◆ Data:
* * * * *
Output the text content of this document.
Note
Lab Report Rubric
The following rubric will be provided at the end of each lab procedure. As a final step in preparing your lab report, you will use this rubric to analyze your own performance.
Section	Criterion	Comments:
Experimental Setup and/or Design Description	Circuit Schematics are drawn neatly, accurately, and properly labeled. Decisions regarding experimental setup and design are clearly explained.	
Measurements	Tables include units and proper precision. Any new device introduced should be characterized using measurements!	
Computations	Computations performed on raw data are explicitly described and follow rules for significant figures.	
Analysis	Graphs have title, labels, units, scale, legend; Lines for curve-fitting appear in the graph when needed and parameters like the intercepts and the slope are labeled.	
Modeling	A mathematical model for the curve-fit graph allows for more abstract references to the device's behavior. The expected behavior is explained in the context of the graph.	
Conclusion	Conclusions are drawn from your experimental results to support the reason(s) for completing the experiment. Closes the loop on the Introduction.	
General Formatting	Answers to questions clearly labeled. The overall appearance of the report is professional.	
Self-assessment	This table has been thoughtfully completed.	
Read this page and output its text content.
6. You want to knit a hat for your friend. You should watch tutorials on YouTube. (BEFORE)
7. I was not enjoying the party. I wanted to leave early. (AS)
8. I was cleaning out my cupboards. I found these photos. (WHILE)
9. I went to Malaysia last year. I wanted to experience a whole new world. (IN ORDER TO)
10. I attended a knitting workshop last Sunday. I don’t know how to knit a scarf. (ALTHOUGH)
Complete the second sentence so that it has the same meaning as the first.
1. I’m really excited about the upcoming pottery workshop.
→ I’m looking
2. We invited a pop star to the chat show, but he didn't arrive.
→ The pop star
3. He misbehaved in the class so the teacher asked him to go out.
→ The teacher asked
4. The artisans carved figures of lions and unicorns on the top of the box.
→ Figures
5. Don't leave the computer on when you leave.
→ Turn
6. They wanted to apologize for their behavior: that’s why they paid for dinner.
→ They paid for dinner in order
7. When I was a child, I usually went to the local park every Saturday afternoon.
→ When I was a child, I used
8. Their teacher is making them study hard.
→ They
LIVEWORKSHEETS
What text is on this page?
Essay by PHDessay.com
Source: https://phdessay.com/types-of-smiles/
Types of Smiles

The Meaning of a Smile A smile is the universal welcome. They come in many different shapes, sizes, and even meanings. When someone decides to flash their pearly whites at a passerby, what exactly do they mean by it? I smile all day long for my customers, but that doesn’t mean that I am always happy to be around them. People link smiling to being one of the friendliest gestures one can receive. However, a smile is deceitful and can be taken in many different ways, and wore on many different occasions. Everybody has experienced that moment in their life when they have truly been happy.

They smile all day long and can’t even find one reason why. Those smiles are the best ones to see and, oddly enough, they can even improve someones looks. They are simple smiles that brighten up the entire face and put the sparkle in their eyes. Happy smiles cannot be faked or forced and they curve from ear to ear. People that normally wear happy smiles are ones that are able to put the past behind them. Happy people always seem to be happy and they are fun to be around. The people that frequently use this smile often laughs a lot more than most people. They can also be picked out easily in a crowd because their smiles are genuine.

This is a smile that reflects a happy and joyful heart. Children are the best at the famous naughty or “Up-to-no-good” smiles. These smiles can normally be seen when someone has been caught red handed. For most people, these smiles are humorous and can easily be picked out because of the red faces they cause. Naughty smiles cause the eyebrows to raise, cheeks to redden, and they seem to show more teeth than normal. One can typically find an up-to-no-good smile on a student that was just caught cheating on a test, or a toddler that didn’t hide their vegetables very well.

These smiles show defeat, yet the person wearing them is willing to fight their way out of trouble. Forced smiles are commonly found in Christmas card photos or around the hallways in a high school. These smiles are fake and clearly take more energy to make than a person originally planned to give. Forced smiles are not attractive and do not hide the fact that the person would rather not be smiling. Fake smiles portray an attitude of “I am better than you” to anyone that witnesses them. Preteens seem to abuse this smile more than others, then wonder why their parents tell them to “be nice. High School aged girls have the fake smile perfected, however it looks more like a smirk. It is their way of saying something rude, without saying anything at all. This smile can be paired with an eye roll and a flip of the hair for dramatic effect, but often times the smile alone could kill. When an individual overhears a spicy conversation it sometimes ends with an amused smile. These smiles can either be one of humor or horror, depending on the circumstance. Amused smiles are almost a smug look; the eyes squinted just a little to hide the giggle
* * * * *
◆ Exercise:
Give the complete listing a second time, exactly as it reads.

◆ Answer to the exercise:
Output the text content of this document.
Note
Lab Report Rubric
The following rubric will be provided at the end of each lab procedure. As a final step in preparing your lab report, you will use this rubric to analyze your own performance.
Section	Criterion	Comments:
Experimental Setup and/or Design Description	Circuit Schematics are drawn neatly, accurately, and properly labeled. Decisions regarding experimental setup and design are clearly explained.	
Measurements	Tables include units and proper precision. Any new device introduced should be characterized using measurements!	
Computations	Computations performed on raw data are explicitly described and follow rules for significant figures.	
Analysis	Graphs have title, labels, units, scale, legend; Lines for curve-fitting appear in the graph when needed and parameters like the intercepts and the slope are labeled.	
Modeling	A mathematical model for the curve-fit graph allows for more abstract references to the device's behavior. The expected behavior is explained in the context of the graph.	
Conclusion	Conclusions are drawn from your experimental results to support the reason(s) for completing the experiment. Closes the loop on the Introduction.	
General Formatting	Answers to questions clearly labeled. The overall appearance of the report is professional.	
Self-assessment	This table has been thoughtfully completed.	
Read this page and output its text content.
6. You want to knit a hat for your friend. You should watch tutorials on YouTube. (BEFORE)
7. I was not enjoying the party. I wanted to leave early. (AS)
8. I was cleaning out my cupboards. I found these photos. (WHILE)
9. I went to Malaysia last year. I wanted to experience a whole new world. (IN ORDER TO)
10. I attended a knitting workshop last Sunday. I don’t know how to knit a scarf. (ALTHOUGH)
Complete the second sentence so that it has the same meaning as the first.
1. I’m really excited about the upcoming pottery workshop.
→ I’m looking
2. We invited a pop star to the chat show, but he didn't arrive.
→ The pop star
3. He misbehaved in the class so the teacher asked him to go out.
→ The teacher asked
4. The artisans carved figures of lions and unicorns on the top of the box.
→ Figures
5. Don't leave the computer on when you leave.
→ Turn
6. They wanted to apologize for their behavior: that’s why they paid for dinner.
→ They paid for dinner in order
7. When I was a child, I usually went to the local park every Saturday afternoon.
→ When I was a child, I used
8. Their teacher is making them study hard.
→ They
LIVEWORKSHEETS
What text is on this page?
Essay by PHDessay.com
Source: https://phdessay.com/types-of-smiles/
Types of Smiles

The Meaning of a Smile A smile is the universal welcome. They come in many different shapes, sizes, and even meanings. When someone decides to flash their pearly whites at a passerby, what exactly do they mean by it? I smile all day long for my customers, but that doesn’t mean that I am always happy to be around them. People link smiling to being one of the friendliest gestures one can receive. However, a smile is deceitful and can be taken in many different ways, and wore on many different occasions. Everybody has experienced that moment in their life when they have truly been happy.

They smile all day long and can’t even find one reason why. Those smiles are the best ones to see and, oddly enough, they can even improve someones looks. They are simple smiles that brighten up the entire face and put the sparkle in their eyes. Happy smiles cannot be faked or forced and they curve from ear to ear. People that normally wear happy smiles are ones that are able to put the past behind them. Happy people always seem to be happy and they are fun to be around. The people that frequently use this smile often laughs a lot more than most people. They can also be picked out easily in a crowd because their smiles are genuine.

This is a smile that reflects a happy and joyful heart. Children are the best at the famous naughty or “Up-to-no-good” smiles. These smiles can normally be seen when someone has been caught red handed. For most people, these smiles are humorous and can easily be picked out because of the red faces they cause. Naughty smiles cause the eyebrows to raise, cheeks to redden, and they seem to show more teeth than normal. One can typically find an up-to-no-good smile on a student that was just caught cheating on a test, or a toddler that didn’t hide their vegetables very well.

These smiles show defeat, yet the person wearing them is willing to fight their way out of trouble. Forced smiles are commonly found in Christmas card photos or around the hallways in a high school. These smiles are fake and clearly take more energy to make than a person originally planned to give. Forced smiles are not attractive and do not hide the fact that the person would rather not be smiling. Fake smiles portray an attitude of “I am better than you” to anyone that witnesses them. Preteens seem to abuse this smile more than others, then wonder why their parents tell them to “be nice. High School aged girls have the fake smile perfected, however it looks more like a smirk. It is their way of saying something rude, without saying anything at all. This smile can be paired with an eye roll and a flip of the hair for dramatic effect, but often times the smile alone could kill. When an individual overhears a spicy conversation it sometimes ends with an amused smile. These smiles can either be one of humor or horror, depending on the circumstance. Amused smiles are almost a smug look; the eyes squinted just a little to hide the giggle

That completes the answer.